### WHAT THE TASK REQUIRES
From the listing, collect all lines containing the word "stats".
[Start PROVIDED INFORMATION]
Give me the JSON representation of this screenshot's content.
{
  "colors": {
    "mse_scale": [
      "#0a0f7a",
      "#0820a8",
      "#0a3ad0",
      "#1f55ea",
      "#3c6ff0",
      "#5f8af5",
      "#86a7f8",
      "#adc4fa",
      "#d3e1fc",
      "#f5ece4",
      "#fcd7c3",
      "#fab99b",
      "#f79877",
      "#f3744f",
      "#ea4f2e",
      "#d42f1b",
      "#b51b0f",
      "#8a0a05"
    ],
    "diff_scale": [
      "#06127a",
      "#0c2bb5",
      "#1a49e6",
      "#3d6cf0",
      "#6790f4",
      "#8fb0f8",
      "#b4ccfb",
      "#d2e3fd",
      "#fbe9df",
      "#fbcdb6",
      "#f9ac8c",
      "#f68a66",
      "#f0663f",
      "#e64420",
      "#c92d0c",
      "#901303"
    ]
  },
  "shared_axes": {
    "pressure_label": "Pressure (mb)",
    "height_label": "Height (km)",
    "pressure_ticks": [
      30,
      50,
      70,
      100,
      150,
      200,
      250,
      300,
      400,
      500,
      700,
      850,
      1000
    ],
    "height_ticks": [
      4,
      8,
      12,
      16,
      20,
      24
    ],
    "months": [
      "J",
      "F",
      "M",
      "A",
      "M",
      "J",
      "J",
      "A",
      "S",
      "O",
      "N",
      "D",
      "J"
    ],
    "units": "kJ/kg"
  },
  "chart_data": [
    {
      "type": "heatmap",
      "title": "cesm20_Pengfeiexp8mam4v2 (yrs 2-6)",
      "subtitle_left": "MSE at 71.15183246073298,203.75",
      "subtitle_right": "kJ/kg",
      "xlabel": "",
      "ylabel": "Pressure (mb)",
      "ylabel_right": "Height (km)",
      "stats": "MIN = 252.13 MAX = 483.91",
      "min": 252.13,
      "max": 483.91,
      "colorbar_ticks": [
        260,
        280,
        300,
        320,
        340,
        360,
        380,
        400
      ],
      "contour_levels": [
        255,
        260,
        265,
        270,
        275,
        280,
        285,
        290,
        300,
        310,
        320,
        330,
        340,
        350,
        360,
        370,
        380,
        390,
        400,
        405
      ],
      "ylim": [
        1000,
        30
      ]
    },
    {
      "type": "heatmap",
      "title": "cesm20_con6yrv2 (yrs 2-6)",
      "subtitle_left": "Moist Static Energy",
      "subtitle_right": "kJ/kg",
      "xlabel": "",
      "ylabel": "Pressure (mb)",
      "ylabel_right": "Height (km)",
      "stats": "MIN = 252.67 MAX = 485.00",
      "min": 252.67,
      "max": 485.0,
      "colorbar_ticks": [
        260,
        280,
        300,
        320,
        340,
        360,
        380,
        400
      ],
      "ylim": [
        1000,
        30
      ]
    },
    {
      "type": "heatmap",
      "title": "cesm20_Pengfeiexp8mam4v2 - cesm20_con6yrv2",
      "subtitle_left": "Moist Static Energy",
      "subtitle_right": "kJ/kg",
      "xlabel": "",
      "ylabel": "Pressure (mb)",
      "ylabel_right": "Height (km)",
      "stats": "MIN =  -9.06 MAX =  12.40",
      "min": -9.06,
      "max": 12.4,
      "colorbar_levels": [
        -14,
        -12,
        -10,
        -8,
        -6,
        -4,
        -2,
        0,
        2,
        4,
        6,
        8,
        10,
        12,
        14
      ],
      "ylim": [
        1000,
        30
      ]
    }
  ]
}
[End PROVIDED INFORMATION]
[Start PROVIDED INFORMATION]
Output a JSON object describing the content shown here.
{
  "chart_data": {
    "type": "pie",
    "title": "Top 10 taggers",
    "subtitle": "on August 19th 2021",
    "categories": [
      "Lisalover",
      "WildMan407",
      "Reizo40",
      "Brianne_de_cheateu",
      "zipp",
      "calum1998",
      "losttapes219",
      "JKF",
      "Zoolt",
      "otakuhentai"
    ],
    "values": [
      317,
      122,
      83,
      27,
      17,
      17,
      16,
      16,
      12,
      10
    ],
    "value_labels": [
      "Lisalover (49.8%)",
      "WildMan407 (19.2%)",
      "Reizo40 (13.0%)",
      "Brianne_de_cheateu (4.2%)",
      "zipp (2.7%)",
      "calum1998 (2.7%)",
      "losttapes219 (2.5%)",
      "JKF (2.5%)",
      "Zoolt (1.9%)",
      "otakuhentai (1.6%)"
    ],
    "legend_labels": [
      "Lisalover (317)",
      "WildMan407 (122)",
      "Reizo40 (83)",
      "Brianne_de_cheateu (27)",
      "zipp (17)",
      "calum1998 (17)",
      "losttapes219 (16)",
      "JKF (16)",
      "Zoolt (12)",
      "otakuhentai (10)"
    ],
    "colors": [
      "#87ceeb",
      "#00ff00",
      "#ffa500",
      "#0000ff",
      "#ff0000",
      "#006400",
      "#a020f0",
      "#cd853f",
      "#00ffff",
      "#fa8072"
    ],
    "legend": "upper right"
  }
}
[End PROVIDED INFORMATION]
### RESPONSE FOR THIS EXERCISE
      "stats": "MIN = 252.13 MAX = 483.91",
      "stats": "MIN = 252.67 MAX = 485.00",
      "stats": "MIN =  -9.06 MAX =  12.40",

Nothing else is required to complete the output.